◆ Available records:
* * *

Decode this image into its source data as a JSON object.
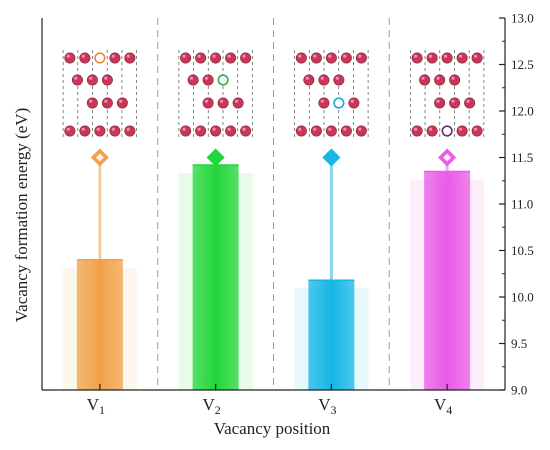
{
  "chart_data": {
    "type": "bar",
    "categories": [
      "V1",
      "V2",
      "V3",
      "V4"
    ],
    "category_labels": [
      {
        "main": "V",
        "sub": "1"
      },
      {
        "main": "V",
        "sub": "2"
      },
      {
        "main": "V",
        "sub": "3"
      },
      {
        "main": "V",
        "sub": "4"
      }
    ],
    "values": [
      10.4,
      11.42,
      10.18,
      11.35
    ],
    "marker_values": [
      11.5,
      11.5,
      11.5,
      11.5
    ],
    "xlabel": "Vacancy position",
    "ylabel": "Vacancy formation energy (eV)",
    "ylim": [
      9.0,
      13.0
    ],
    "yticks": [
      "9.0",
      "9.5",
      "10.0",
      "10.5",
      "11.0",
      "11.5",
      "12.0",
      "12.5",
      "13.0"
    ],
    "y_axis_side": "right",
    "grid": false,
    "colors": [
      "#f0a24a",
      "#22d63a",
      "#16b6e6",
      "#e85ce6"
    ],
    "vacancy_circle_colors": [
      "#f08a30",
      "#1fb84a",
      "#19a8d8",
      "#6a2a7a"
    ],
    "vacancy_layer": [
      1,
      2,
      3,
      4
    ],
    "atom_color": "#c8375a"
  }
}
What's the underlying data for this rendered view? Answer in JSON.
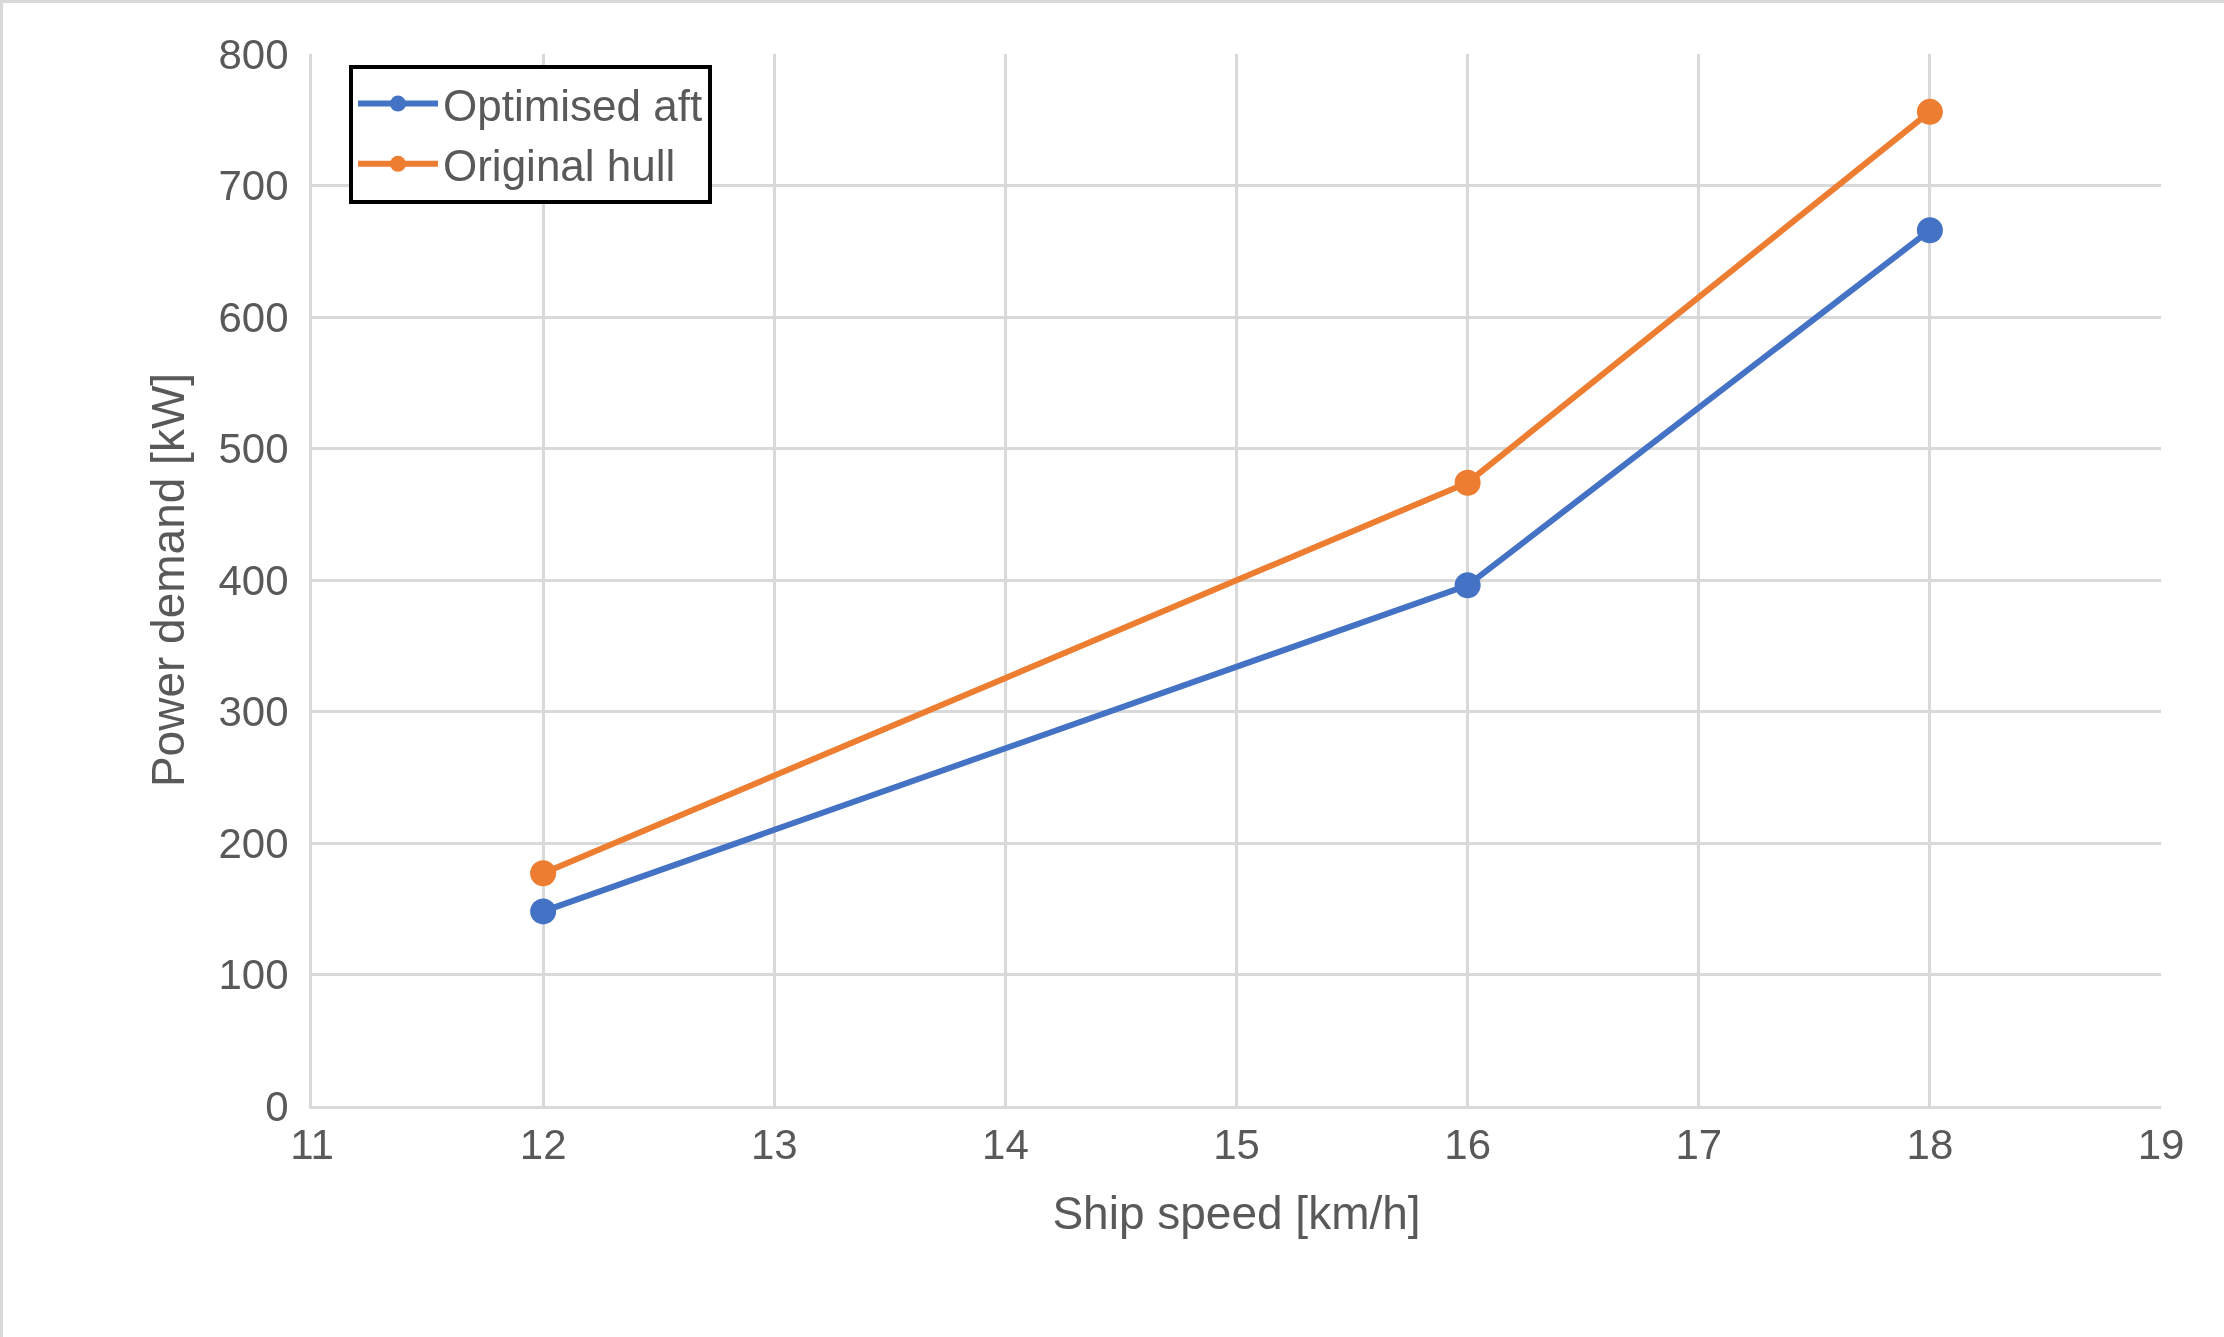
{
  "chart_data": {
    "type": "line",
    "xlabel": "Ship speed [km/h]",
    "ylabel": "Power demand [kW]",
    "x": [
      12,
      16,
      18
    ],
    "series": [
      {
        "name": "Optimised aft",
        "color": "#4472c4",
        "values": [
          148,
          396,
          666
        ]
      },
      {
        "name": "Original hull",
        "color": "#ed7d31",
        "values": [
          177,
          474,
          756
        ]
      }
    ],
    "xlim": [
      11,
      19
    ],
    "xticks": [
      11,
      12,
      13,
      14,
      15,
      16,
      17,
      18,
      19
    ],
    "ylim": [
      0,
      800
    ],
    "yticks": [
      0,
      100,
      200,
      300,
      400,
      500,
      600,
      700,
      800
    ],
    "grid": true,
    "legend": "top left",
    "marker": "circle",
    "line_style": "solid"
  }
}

* * *

◆ Exercise: Each record above should be copied character for character, with pictures dropped.

◆ Complete answer:
Decode this image into its source data as a JSON object.
{
  "chart_data": {
    "type": "bar",
    "categories": [
      "V1",
      "V2",
      "V3",
      "V4"
    ],
    "category_labels": [
      {
        "main": "V",
        "sub": "1"
      },
      {
        "main": "V",
        "sub": "2"
      },
      {
        "main": "V",
        "sub": "3"
      },
      {
        "main": "V",
        "sub": "4"
      }
    ],
    "values": [
      10.4,
      11.42,
      10.18,
      11.35
    ],
    "marker_values": [
      11.5,
      11.5,
      11.5,
      11.5
    ],
    "xlabel": "Vacancy position",
    "ylabel": "Vacancy formation energy (eV)",
    "ylim": [
      9.0,
      13.0
    ],
    "yticks": [
      "9.0",
      "9.5",
      "10.0",
      "10.5",
      "11.0",
      "11.5",
      "12.0",
      "12.5",
      "13.0"
    ],
    "y_axis_side": "right",
    "grid": false,
    "colors": [
      "#f0a24a",
      "#22d63a",
      "#16b6e6",
      "#e85ce6"
    ],
    "vacancy_circle_colors": [
      "#f08a30",
      "#1fb84a",
      "#19a8d8",
      "#6a2a7a"
    ],
    "vacancy_layer": [
      1,
      2,
      3,
      4
    ],
    "atom_color": "#c8375a"
  }
}
What's the underlying data for this rendered view? Answer in JSON.
{
  "chart_data": {
    "type": "line",
    "xlabel": "Ship speed [km/h]",
    "ylabel": "Power demand [kW]",
    "x": [
      12,
      16,
      18
    ],
    "series": [
      {
        "name": "Optimised aft",
        "color": "#4472c4",
        "values": [
          148,
          396,
          666
        ]
      },
      {
        "name": "Original hull",
        "color": "#ed7d31",
        "values": [
          177,
          474,
          756
        ]
      }
    ],
    "xlim": [
      11,
      19
    ],
    "xticks": [
      11,
      12,
      13,
      14,
      15,
      16,
      17,
      18,
      19
    ],
    "ylim": [
      0,
      800
    ],
    "yticks": [
      0,
      100,
      200,
      300,
      400,
      500,
      600,
      700,
      800
    ],
    "grid": true,
    "legend": "top left",
    "marker": "circle",
    "line_style": "solid"
  }
}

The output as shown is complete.